Every line of the data that contains the string "其余疏去" must be copied.
=== STORED RECORDS ===
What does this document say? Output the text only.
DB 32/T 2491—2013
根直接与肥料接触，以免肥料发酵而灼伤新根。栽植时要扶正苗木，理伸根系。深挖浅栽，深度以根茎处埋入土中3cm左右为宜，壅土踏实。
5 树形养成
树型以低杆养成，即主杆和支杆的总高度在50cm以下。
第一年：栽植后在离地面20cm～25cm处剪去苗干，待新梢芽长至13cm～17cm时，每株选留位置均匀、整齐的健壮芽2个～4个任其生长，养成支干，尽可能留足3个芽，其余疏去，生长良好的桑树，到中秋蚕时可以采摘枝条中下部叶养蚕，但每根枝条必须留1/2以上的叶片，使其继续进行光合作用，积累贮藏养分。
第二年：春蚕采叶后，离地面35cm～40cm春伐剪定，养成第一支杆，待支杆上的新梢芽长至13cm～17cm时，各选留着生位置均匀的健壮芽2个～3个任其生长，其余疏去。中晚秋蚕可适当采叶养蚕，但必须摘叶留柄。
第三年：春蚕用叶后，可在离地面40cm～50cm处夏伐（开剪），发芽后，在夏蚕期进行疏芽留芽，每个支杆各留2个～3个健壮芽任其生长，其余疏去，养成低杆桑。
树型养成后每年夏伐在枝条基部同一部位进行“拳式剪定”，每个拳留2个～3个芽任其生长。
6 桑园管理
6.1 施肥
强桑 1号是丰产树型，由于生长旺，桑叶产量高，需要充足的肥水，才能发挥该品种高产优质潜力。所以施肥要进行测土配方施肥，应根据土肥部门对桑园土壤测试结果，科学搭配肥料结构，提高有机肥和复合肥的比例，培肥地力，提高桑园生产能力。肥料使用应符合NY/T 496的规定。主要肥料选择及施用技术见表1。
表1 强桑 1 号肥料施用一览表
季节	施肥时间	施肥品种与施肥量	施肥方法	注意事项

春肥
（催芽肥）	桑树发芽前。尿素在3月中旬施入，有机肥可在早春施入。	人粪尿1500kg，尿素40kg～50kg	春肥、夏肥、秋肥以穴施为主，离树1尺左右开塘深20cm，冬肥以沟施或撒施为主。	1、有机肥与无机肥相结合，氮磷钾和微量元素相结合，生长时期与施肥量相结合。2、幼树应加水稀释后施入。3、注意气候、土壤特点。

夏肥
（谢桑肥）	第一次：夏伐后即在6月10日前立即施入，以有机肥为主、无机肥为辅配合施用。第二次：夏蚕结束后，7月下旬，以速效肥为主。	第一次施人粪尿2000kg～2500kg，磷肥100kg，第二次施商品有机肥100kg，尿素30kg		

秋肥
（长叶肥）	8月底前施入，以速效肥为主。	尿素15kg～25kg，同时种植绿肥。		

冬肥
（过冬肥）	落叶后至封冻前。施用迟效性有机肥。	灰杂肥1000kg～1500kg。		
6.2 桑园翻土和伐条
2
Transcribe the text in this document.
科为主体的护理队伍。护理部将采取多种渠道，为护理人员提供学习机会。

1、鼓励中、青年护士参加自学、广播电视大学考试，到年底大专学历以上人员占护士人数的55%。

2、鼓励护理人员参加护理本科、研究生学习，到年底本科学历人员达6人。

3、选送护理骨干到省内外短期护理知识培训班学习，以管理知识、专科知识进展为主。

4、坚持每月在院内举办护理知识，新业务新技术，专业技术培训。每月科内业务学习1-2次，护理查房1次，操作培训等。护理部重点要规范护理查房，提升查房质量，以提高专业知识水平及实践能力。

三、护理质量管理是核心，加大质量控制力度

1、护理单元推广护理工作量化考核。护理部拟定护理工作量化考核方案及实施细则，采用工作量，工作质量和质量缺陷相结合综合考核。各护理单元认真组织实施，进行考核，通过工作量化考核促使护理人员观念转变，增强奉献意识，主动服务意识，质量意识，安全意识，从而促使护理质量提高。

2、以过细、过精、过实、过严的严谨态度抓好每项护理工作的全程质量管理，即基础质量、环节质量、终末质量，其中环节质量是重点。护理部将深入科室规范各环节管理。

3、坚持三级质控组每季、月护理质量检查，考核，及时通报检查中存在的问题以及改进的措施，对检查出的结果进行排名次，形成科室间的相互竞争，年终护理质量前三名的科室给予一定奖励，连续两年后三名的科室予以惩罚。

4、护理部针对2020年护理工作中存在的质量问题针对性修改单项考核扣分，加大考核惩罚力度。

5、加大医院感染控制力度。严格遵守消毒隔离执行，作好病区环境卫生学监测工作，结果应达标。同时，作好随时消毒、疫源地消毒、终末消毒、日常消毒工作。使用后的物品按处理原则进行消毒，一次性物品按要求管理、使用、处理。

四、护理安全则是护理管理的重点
===
→ **ANSWER FOR THIS EXERCISE**
第一年：栽植后在离地面20cm～25cm处剪去苗干，待新梢芽长至13cm～17cm时，每株选留位置均匀、整齐的健壮芽2个～4个任其生长，养成支干，尽可能留足3个芽，其余疏去，生长良好的桑树，到中秋蚕时可以采摘枝条中下部叶养蚕，但每根枝条必须留1/2以上的叶片，使其继续进行光合作用，积累贮藏养分。
第二年：春蚕采叶后，离地面35cm～40cm春伐剪定，养成第一支杆，待支杆上的新梢芽长至13cm～17cm时，各选留着生位置均匀的健壮芽2个～3个任其生长，其余疏去。中晚秋蚕可适当采叶养蚕，但必须摘叶留柄。
第三年：春蚕用叶后，可在离地面40cm～50cm处夏伐（开剪），发芽后，在夏蚕期进行疏芽留芽，每个支杆各留2个～3个健壮芽任其生长，其余疏去，养成低杆桑。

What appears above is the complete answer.